# Task goal
Make an exact copy of the listing below.

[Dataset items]
*****

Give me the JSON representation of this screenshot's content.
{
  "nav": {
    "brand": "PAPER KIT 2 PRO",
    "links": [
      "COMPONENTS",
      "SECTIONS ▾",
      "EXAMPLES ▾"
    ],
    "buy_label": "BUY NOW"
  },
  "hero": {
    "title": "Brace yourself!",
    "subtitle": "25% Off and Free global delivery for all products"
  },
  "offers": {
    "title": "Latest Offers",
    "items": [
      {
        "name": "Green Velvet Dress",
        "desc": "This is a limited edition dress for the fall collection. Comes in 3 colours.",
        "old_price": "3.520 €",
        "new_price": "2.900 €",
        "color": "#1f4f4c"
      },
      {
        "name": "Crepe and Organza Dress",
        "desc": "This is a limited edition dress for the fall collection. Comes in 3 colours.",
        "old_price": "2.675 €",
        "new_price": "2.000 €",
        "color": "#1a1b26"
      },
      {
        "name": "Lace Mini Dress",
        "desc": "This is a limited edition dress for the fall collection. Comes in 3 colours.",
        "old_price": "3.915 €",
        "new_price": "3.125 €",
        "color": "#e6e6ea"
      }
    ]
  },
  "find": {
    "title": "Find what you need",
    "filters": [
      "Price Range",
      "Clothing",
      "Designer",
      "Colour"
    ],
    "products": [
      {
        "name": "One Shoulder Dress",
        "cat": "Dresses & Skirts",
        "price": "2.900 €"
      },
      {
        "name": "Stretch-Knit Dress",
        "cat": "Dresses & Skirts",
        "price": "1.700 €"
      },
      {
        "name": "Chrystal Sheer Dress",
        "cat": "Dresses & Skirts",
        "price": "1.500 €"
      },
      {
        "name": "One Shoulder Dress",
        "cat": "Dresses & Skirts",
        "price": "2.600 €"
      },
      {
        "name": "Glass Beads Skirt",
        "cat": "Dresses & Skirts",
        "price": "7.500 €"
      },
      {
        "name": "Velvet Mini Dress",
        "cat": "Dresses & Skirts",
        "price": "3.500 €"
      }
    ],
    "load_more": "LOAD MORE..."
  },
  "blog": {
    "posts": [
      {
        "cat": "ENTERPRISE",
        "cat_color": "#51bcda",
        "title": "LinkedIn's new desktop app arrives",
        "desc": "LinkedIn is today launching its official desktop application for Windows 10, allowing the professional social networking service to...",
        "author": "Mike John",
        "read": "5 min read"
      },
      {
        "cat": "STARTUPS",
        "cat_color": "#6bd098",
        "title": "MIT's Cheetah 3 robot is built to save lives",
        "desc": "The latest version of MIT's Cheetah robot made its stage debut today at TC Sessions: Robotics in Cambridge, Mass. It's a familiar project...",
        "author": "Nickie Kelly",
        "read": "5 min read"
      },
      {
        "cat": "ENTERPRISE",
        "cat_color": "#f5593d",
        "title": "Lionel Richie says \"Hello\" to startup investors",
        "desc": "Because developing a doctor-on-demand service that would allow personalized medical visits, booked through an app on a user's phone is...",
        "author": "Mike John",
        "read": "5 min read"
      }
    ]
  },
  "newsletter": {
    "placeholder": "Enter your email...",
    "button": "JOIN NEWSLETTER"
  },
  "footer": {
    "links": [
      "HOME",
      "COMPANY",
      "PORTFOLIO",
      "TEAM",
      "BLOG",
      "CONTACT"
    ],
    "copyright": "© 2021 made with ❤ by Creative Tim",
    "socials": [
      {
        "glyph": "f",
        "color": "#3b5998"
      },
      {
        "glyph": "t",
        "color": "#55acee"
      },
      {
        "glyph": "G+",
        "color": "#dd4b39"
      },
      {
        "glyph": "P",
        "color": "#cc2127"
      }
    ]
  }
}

*****

# Result
Give me the JSON representation of this screenshot's content.
{
  "nav": {
    "brand": "PAPER KIT 2 PRO",
    "links": [
      "COMPONENTS",
      "SECTIONS ▾",
      "EXAMPLES ▾"
    ],
    "buy_label": "BUY NOW"
  },
  "hero": {
    "title": "Brace yourself!",
    "subtitle": "25% Off and Free global delivery for all products"
  },
  "offers": {
    "title": "Latest Offers",
    "items": [
      {
        "name": "Green Velvet Dress",
        "desc": "This is a limited edition dress for the fall collection. Comes in 3 colours.",
        "old_price": "3.520 €",
        "new_price": "2.900 €",
        "color": "#1f4f4c"
      },
      {
        "name": "Crepe and Organza Dress",
        "desc": "This is a limited edition dress for the fall collection. Comes in 3 colours.",
        "old_price": "2.675 €",
        "new_price": "2.000 €",
        "color": "#1a1b26"
      },
      {
        "name": "Lace Mini Dress",
        "desc": "This is a limited edition dress for the fall collection. Comes in 3 colours.",
        "old_price": "3.915 €",
        "new_price": "3.125 €",
        "color": "#e6e6ea"
      }
    ]
  },
  "find": {
    "title": "Find what you need",
    "filters": [
      "Price Range",
      "Clothing",
      "Designer",
      "Colour"
    ],
    "products": [
      {
        "name": "One Shoulder Dress",
        "cat": "Dresses & Skirts",
        "price": "2.900 €"
      },
      {
        "name": "Stretch-Knit Dress",
        "cat": "Dresses & Skirts",
        "price": "1.700 €"
      },
      {
        "name": "Chrystal Sheer Dress",
        "cat": "Dresses & Skirts",
        "price": "1.500 €"
      },
      {
        "name": "One Shoulder Dress",
        "cat": "Dresses & Skirts",
        "price": "2.600 €"
      },
      {
        "name": "Glass Beads Skirt",
        "cat": "Dresses & Skirts",
        "price": "7.500 €"
      },
      {
        "name": "Velvet Mini Dress",
        "cat": "Dresses & Skirts",
        "price": "3.500 €"
      }
    ],
    "load_more": "LOAD MORE..."
  },
  "blog": {
    "posts": [
      {
        "cat": "ENTERPRISE",
        "cat_color": "#51bcda",
        "title": "LinkedIn's new desktop app arrives",
        "desc": "LinkedIn is today launching its official desktop application for Windows 10, allowing the professional social networking service to...",
        "author": "Mike John",
        "read": "5 min read"
      },
      {
        "cat": "STARTUPS",
        "cat_color": "#6bd098",
        "title": "MIT's Cheetah 3 robot is built to save lives",
        "desc": "The latest version of MIT's Cheetah robot made its stage debut today at TC Sessions: Robotics in Cambridge, Mass. It's a familiar project...",
        "author": "Nickie Kelly",
        "read": "5 min read"
      },
      {
        "cat": "ENTERPRISE",
        "cat_color": "#f5593d",
        "title": "Lionel Richie says \"Hello\" to startup investors",
        "desc": "Because developing a doctor-on-demand service that would allow personalized medical visits, booked through an app on a user's phone is...",
        "author": "Mike John",
        "read": "5 min read"
      }
    ]
  },
  "newsletter": {
    "placeholder": "Enter your email...",
    "button": "JOIN NEWSLETTER"
  },
  "footer": {
    "links": [
      "HOME",
      "COMPANY",
      "PORTFOLIO",
      "TEAM",
      "BLOG",
      "CONTACT"
    ],
    "copyright": "© 2021 made with ❤ by Creative Tim",
    "socials": [
      {
        "glyph": "f",
        "color": "#3b5998"
      },
      {
        "glyph": "t",
        "color": "#55acee"
      },
      {
        "glyph": "G+",
        "color": "#dd4b39"
      },
      {
        "glyph": "P",
        "color": "#cc2127"
      }
    ]
  }
}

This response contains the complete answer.